» Your instructions
Write out the full listing again, exactly as it stands.

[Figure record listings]
>>>

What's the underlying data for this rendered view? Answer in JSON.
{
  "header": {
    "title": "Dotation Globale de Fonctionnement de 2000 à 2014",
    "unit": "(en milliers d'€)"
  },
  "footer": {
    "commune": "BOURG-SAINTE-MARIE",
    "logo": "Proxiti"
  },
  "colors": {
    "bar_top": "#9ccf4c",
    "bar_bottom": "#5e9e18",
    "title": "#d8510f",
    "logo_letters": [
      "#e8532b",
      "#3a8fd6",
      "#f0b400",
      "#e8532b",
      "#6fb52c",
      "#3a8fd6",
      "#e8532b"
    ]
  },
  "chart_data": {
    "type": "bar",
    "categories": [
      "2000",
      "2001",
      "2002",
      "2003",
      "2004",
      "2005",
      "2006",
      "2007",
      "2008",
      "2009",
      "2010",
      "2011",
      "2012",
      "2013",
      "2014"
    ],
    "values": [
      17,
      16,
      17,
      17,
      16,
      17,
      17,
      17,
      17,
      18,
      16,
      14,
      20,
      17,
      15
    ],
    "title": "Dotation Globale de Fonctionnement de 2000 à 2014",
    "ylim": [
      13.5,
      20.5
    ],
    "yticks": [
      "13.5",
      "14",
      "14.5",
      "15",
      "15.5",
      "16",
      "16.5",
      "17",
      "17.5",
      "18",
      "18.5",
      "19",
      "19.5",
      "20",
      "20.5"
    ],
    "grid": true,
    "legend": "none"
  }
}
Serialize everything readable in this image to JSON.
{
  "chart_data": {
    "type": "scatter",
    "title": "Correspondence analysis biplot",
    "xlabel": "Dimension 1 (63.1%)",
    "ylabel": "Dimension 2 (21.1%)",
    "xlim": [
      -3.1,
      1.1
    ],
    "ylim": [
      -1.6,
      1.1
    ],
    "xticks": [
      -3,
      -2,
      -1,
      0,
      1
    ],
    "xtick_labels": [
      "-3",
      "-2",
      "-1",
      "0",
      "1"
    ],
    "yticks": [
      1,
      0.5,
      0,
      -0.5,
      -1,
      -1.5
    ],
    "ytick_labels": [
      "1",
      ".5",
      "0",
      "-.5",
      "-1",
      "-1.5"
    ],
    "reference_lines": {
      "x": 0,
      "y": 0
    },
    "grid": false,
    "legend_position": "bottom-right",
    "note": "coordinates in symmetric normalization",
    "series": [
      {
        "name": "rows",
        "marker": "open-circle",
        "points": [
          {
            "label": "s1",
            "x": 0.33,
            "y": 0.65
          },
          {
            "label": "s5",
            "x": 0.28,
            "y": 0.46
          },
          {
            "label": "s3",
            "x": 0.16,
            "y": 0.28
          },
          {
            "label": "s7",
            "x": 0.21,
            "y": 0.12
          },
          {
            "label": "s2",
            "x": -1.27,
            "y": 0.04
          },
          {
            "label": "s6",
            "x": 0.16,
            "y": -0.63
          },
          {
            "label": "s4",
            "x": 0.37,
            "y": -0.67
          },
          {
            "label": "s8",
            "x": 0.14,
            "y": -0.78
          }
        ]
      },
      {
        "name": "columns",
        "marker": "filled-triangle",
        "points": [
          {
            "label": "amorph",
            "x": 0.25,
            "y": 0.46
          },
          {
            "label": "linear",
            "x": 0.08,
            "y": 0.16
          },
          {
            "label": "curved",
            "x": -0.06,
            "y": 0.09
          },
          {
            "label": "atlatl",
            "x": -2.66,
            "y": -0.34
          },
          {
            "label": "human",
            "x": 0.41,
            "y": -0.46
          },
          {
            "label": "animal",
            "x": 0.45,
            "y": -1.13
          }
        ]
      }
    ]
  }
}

<<<

» Task solution
What's the underlying data for this rendered view? Answer in JSON.
{
  "header": {
    "title": "Dotation Globale de Fonctionnement de 2000 à 2014",
    "unit": "(en milliers d'€)"
  },
  "footer": {
    "commune": "BOURG-SAINTE-MARIE",
    "logo": "Proxiti"
  },
  "colors": {
    "bar_top": "#9ccf4c",
    "bar_bottom": "#5e9e18",
    "title": "#d8510f",
    "logo_letters": [
      "#e8532b",
      "#3a8fd6",
      "#f0b400",
      "#e8532b",
      "#6fb52c",
      "#3a8fd6",
      "#e8532b"
    ]
  },
  "chart_data": {
    "type": "bar",
    "categories": [
      "2000",
      "2001",
      "2002",
      "2003",
      "2004",
      "2005",
      "2006",
      "2007",
      "2008",
      "2009",
      "2010",
      "2011",
      "2012",
      "2013",
      "2014"
    ],
    "values": [
      17,
      16,
      17,
      17,
      16,
      17,
      17,
      17,
      17,
      18,
      16,
      14,
      20,
      17,
      15
    ],
    "title": "Dotation Globale de Fonctionnement de 2000 à 2014",
    "ylim": [
      13.5,
      20.5
    ],
    "yticks": [
      "13.5",
      "14",
      "14.5",
      "15",
      "15.5",
      "16",
      "16.5",
      "17",
      "17.5",
      "18",
      "18.5",
      "19",
      "19.5",
      "20",
      "20.5"
    ],
    "grid": true,
    "legend": "none"
  }
}
Serialize everything readable in this image to JSON.
{
  "chart_data": {
    "type": "scatter",
    "title": "Correspondence analysis biplot",
    "xlabel": "Dimension 1 (63.1%)",
    "ylabel": "Dimension 2 (21.1%)",
    "xlim": [
      -3.1,
      1.1
    ],
    "ylim": [
      -1.6,
      1.1
    ],
    "xticks": [
      -3,
      -2,
      -1,
      0,
      1
    ],
    "xtick_labels": [
      "-3",
      "-2",
      "-1",
      "0",
      "1"
    ],
    "yticks": [
      1,
      0.5,
      0,
      -0.5,
      -1,
      -1.5
    ],
    "ytick_labels": [
      "1",
      ".5",
      "0",
      "-.5",
      "-1",
      "-1.5"
    ],
    "reference_lines": {
      "x": 0,
      "y": 0
    },
    "grid": false,
    "legend_position": "bottom-right",
    "note": "coordinates in symmetric normalization",
    "series": [
      {
        "name": "rows",
        "marker": "open-circle",
        "points": [
          {
            "label": "s1",
            "x": 0.33,
            "y": 0.65
          },
          {
            "label": "s5",
            "x": 0.28,
            "y": 0.46
          },
          {
            "label": "s3",
            "x": 0.16,
            "y": 0.28
          },
          {
            "label": "s7",
            "x": 0.21,
            "y": 0.12
          },
          {
            "label": "s2",
            "x": -1.27,
            "y": 0.04
          },
          {
            "label": "s6",
            "x": 0.16,
            "y": -0.63
          },
          {
            "label": "s4",
            "x": 0.37,
            "y": -0.67
          },
          {
            "label": "s8",
            "x": 0.14,
            "y": -0.78
          }
        ]
      },
      {
        "name": "columns",
        "marker": "filled-triangle",
        "points": [
          {
            "label": "amorph",
            "x": 0.25,
            "y": 0.46
          },
          {
            "label": "linear",
            "x": 0.08,
            "y": 0.16
          },
          {
            "label": "curved",
            "x": -0.06,
            "y": 0.09
          },
          {
            "label": "atlatl",
            "x": -2.66,
            "y": -0.34
          },
          {
            "label": "human",
            "x": 0.41,
            "y": -0.46
          },
          {
            "label": "animal",
            "x": 0.45,
            "y": -1.13
          }
        ]
      }
    ]
  }
}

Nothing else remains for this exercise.